Problem to solve
From the records below, give the number of lines that contain the string "this", without any other text.

Data to use
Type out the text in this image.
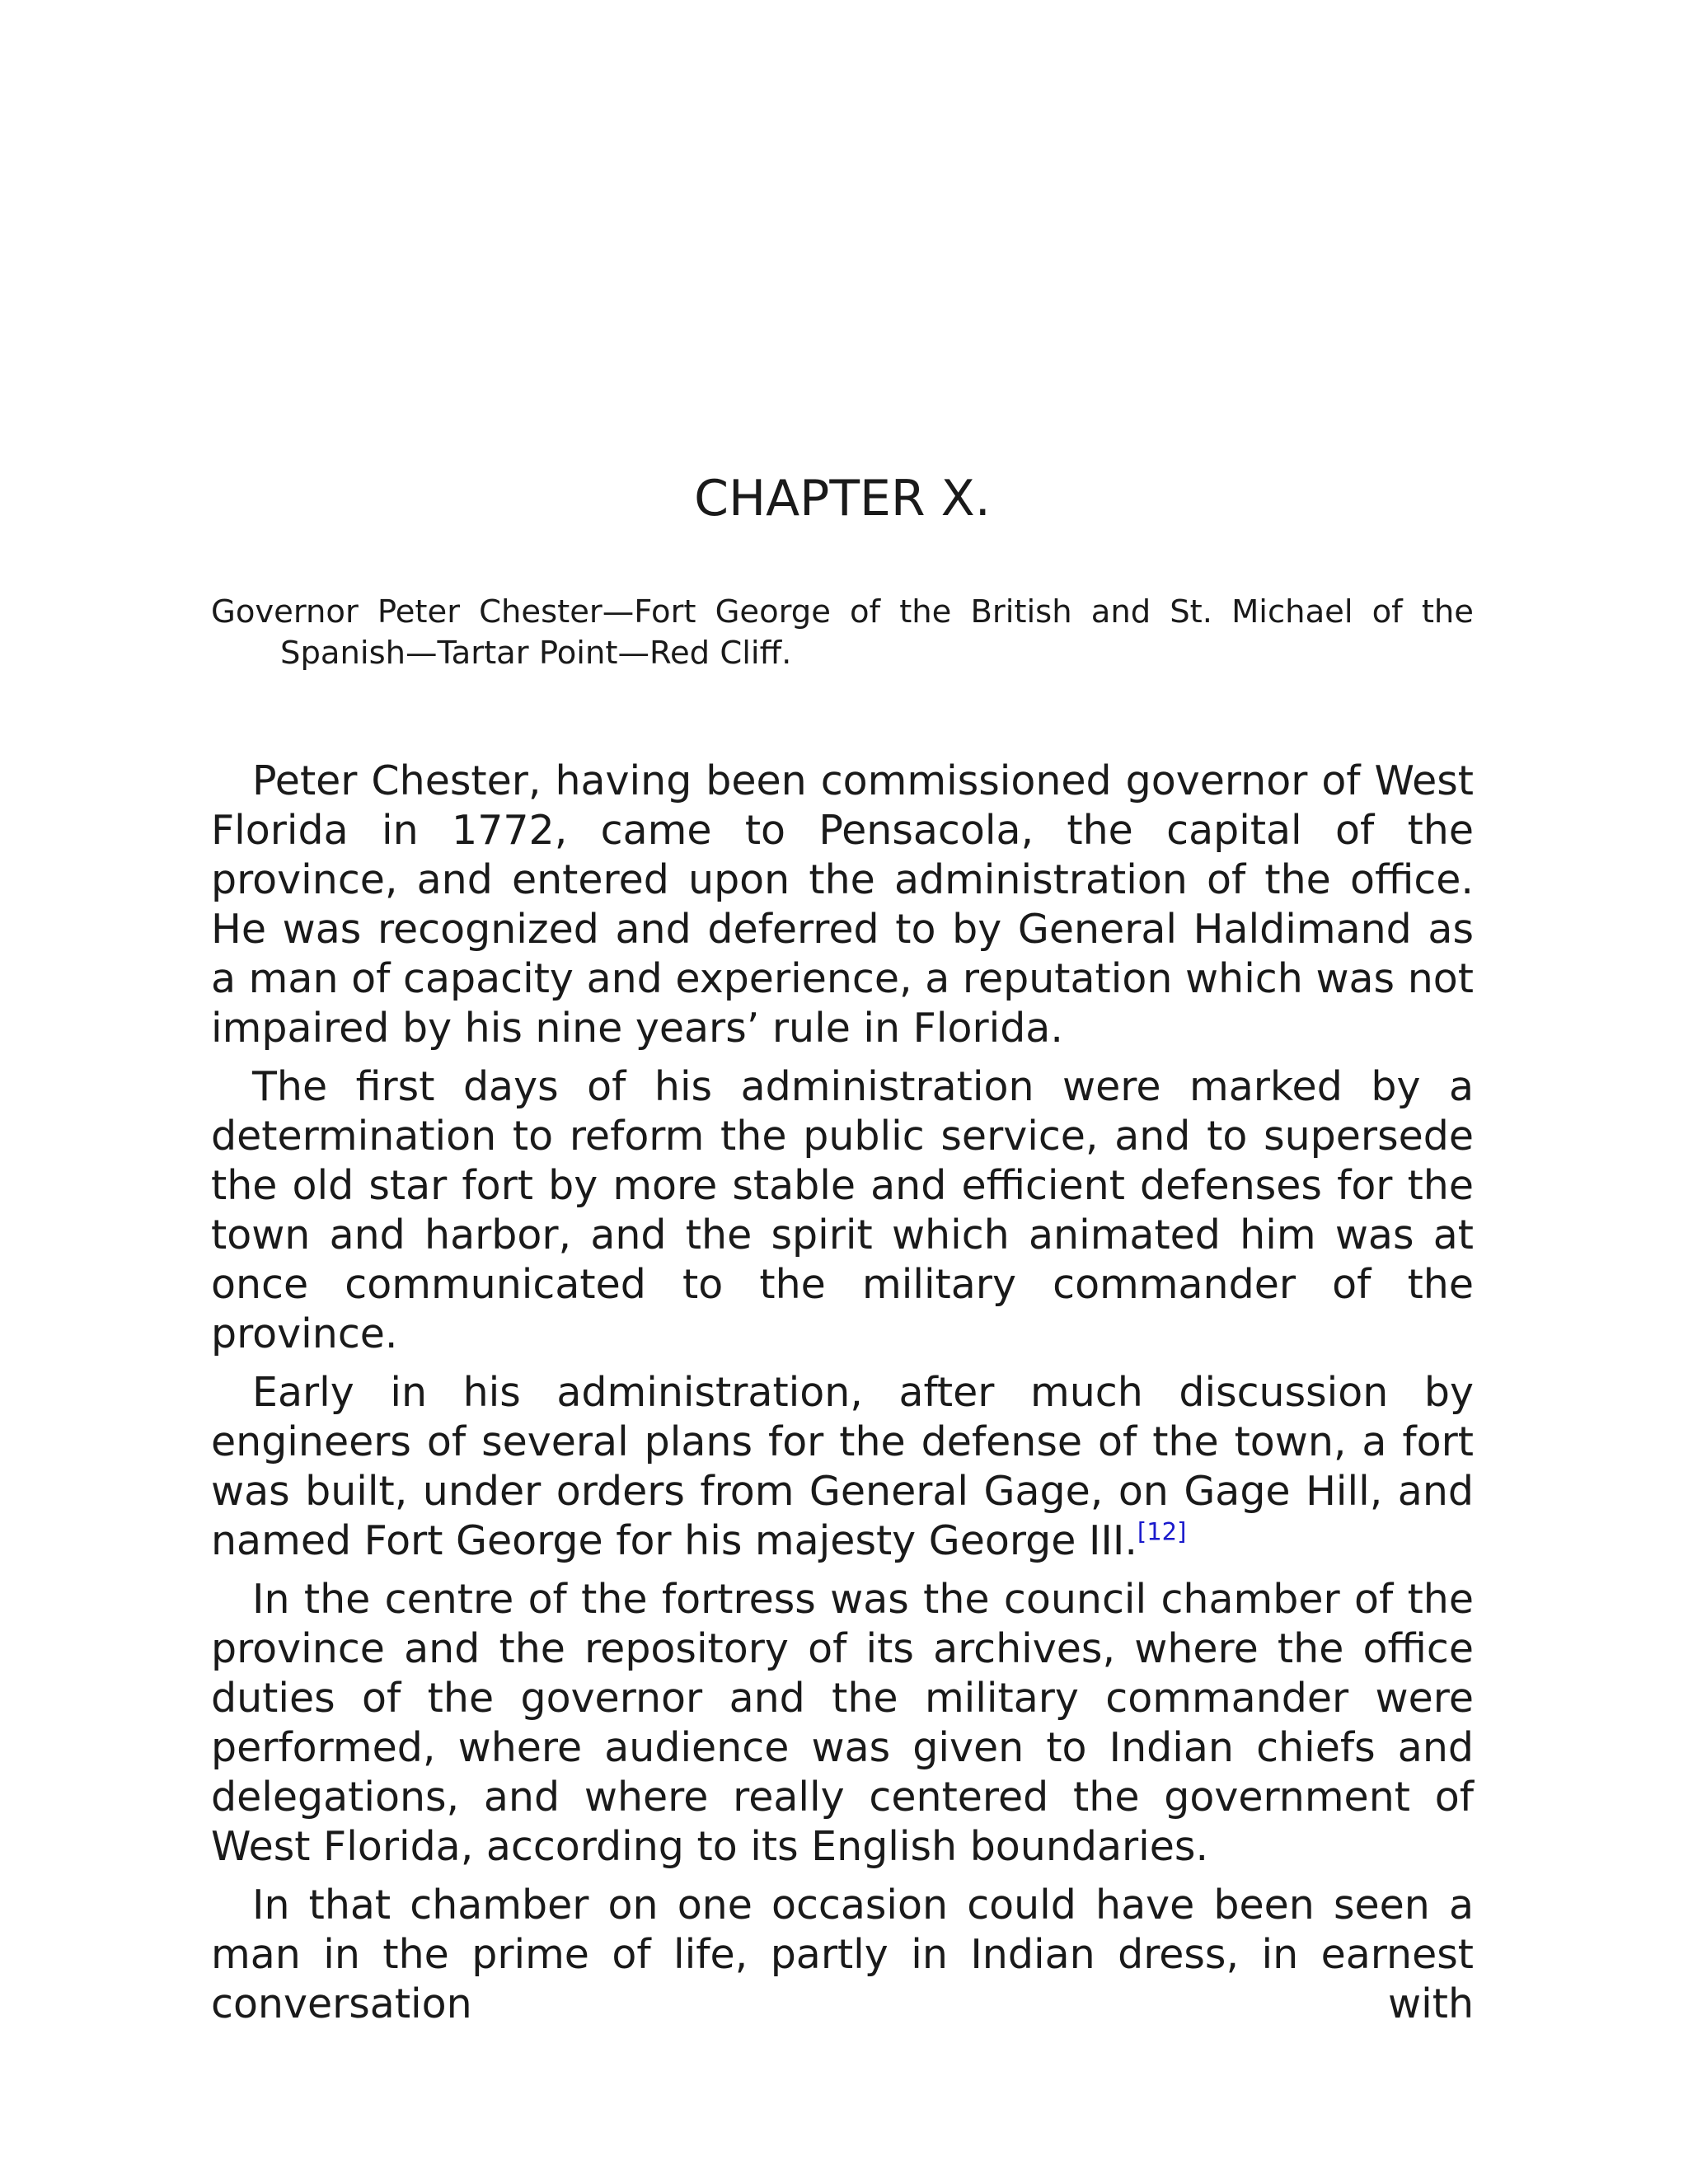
CHAPTER X.
Governor Peter Chester—Fort George of the British and St. Michael of the Spanish—Tartar Point—Red Cliff.

Peter Chester, having been commissioned governor of West Florida in 1772, came to Pensacola, the capital of the province, and entered upon the administration of the office. He was recognized and deferred to by General Haldimand as a man of capacity and experience, a reputation which was not impaired by his nine years’ rule in Florida.

The first days of his administration were marked by a determination to reform the public service, and to supersede the old star fort by more stable and efficient defenses for the town and harbor, and the spirit which animated him was at once communicated to the military commander of the province.

Early in his administration, after much discussion by engineers of several plans for the defense of the town, a fort was built, under orders from General Gage, on Gage Hill, and named Fort George for his majesty George III.[12]

In the centre of the fortress was the council chamber of the province and the repository of its archives, where the office duties of the governor and the military commander were performed, where audience was given to Indian chiefs and delegations, and where really centered the government of West Florida, according to its English boundaries.

In that chamber on one occasion could have been seen a man in the prime of life, partly in Indian dress, in earnest conversation with
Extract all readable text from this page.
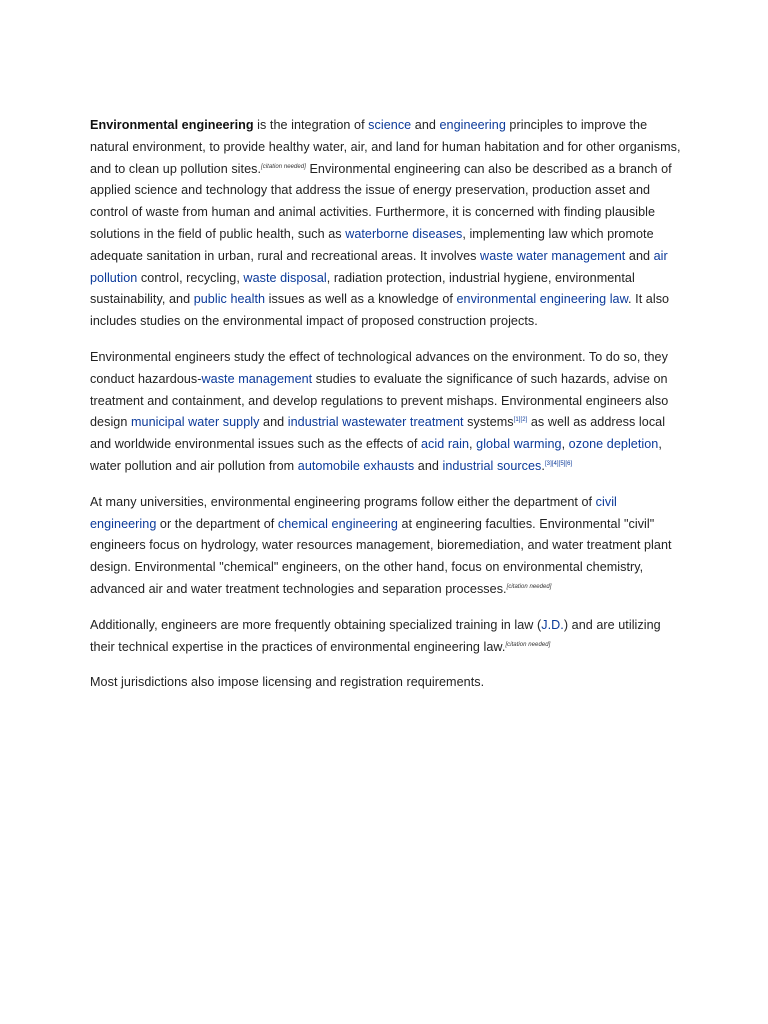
Environmental engineering is the integration of science and engineering principles to improve the natural environment, to provide healthy water, air, and land for human habitation and for other organisms, and to clean up pollution sites.[citation needed] Environmental engineering can also be described as a branch of applied science and technology that address the issue of energy preservation, production asset and control of waste from human and animal activities. Furthermore, it is concerned with finding plausible solutions in the field of public health, such as waterborne diseases, implementing law which promote adequate sanitation in urban, rural and recreational areas. It involves waste water management and air pollution control, recycling, waste disposal, radiation protection, industrial hygiene, environmental sustainability, and public health issues as well as a knowledge of environmental engineering law. It also includes studies on the environmental impact of proposed construction projects.

Environmental engineers study the effect of technological advances on the environment. To do so, they conduct hazardous-waste management studies to evaluate the significance of such hazards, advise on treatment and containment, and develop regulations to prevent mishaps. Environmental engineers also design municipal water supply and industrial wastewater treatment systems[1][2] as well as address local and worldwide environmental issues such as the effects of acid rain, global warming, ozone depletion, water pollution and air pollution from automobile exhausts and industrial sources.[3][4][5][6]

At many universities, environmental engineering programs follow either the department of civil engineering or the department of chemical engineering at engineering faculties. Environmental "civil" engineers focus on hydrology, water resources management, bioremediation, and water treatment plant design. Environmental "chemical" engineers, on the other hand, focus on environmental chemistry, advanced air and water treatment technologies and separation processes.[citation needed]

Additionally, engineers are more frequently obtaining specialized training in law (J.D.) and are utilizing their technical expertise in the practices of environmental engineering law.[citation needed]

Most jurisdictions also impose licensing and registration requirements.
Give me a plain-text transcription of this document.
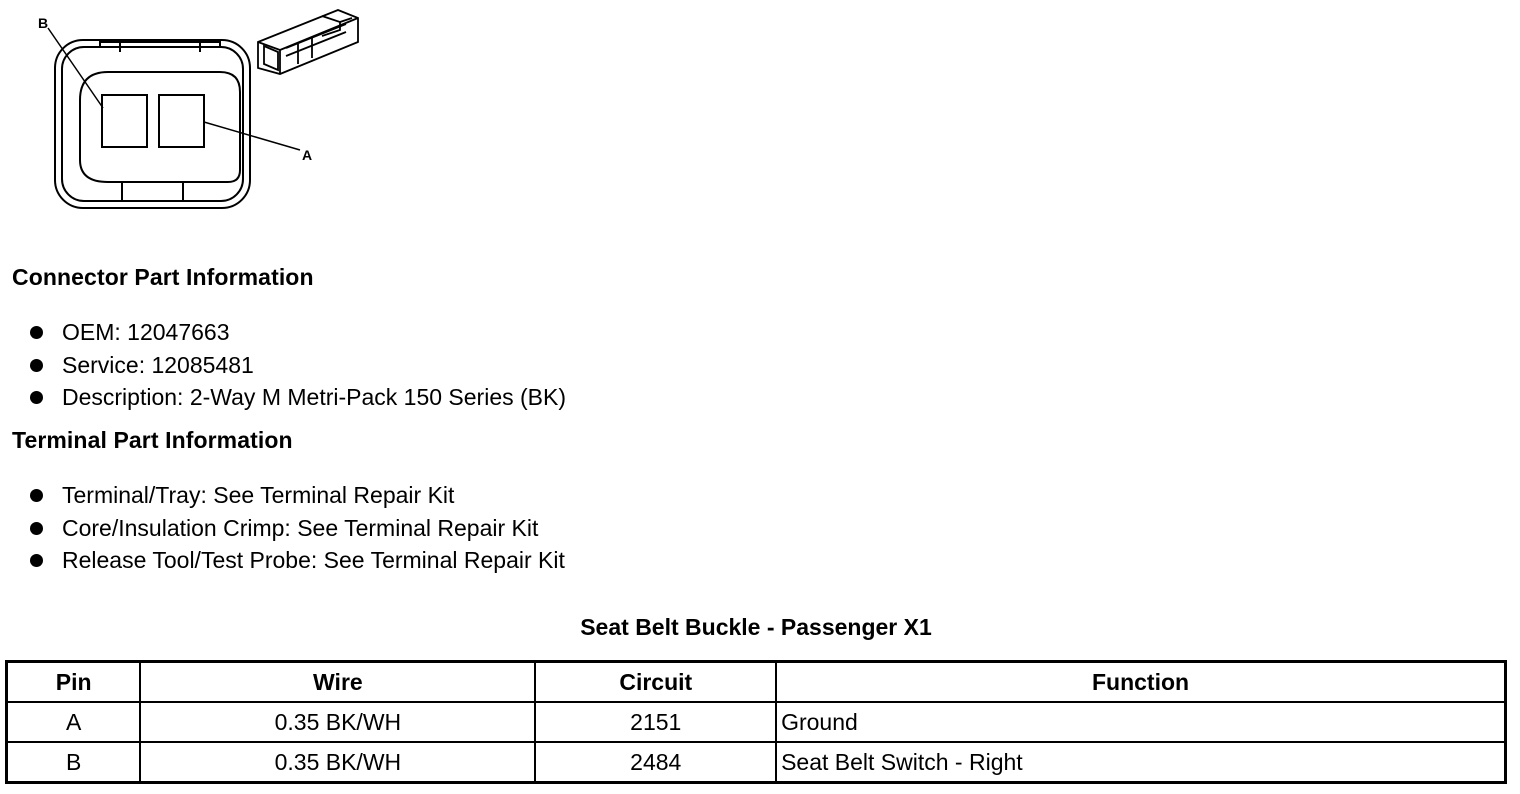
B
A
Connector Part Information
OEM: 12047663
Service: 12085481
Description: 2-Way M Metri-Pack 150 Series (BK)
Terminal Part Information
Terminal/Tray: See Terminal Repair Kit
Core/Insulation Crimp: See Terminal Repair Kit
Release Tool/Test Probe: See Terminal Repair Kit
Seat Belt Buckle - Passenger X1
Pin	Wire	Circuit	Function
A	0.35 BK/WH	2151	Ground
B	0.35 BK/WH	2484	Seat Belt Switch - Right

Written solution
3